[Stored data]
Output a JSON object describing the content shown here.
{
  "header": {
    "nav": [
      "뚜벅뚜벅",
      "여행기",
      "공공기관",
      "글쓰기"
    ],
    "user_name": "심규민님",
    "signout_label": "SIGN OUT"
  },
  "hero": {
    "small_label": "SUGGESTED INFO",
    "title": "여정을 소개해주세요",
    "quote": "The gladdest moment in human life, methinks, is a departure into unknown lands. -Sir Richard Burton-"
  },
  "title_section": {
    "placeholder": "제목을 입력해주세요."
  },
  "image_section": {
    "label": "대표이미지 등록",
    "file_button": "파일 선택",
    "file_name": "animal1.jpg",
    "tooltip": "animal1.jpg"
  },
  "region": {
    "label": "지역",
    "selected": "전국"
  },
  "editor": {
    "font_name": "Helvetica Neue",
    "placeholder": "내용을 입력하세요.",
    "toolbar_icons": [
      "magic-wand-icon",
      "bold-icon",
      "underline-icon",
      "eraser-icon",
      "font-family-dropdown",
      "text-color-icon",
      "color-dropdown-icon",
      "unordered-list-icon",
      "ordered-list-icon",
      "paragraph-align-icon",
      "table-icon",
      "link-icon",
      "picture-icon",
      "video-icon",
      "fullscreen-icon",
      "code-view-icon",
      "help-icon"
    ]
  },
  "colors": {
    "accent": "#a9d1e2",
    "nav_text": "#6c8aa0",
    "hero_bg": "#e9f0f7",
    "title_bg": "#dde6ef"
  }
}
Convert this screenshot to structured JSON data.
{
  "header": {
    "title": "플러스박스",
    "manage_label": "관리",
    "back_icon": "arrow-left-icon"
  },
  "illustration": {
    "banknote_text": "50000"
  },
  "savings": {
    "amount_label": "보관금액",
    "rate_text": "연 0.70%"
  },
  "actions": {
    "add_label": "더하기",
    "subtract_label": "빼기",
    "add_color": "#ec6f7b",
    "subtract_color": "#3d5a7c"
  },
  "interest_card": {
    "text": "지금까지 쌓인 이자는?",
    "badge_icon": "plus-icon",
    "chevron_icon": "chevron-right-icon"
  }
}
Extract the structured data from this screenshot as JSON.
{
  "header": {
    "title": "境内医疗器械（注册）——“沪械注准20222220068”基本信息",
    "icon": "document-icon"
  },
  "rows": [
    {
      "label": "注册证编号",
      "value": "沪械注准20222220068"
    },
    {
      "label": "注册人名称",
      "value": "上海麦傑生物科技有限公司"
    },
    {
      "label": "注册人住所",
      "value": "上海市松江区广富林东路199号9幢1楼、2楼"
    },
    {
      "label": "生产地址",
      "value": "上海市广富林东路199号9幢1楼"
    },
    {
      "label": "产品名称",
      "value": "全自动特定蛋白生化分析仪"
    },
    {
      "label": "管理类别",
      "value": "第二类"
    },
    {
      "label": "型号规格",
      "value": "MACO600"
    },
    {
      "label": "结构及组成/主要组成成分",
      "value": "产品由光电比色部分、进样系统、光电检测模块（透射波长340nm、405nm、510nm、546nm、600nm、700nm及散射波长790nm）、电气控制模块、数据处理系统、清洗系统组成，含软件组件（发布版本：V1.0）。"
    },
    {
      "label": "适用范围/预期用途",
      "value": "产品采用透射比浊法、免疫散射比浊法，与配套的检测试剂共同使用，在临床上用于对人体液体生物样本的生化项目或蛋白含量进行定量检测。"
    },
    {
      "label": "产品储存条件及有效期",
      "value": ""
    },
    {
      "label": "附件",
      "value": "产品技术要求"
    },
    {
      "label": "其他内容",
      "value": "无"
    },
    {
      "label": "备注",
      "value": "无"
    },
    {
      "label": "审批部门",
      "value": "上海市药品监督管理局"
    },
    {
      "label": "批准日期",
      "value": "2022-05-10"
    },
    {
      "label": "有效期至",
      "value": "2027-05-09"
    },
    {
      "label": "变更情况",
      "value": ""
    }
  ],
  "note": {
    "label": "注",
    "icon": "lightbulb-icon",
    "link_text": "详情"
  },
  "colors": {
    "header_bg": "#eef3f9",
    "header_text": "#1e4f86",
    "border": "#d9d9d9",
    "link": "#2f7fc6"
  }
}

** Written task **
In the listing, how many lines hold "this"? Answer with a bare number.

** Full solution **
2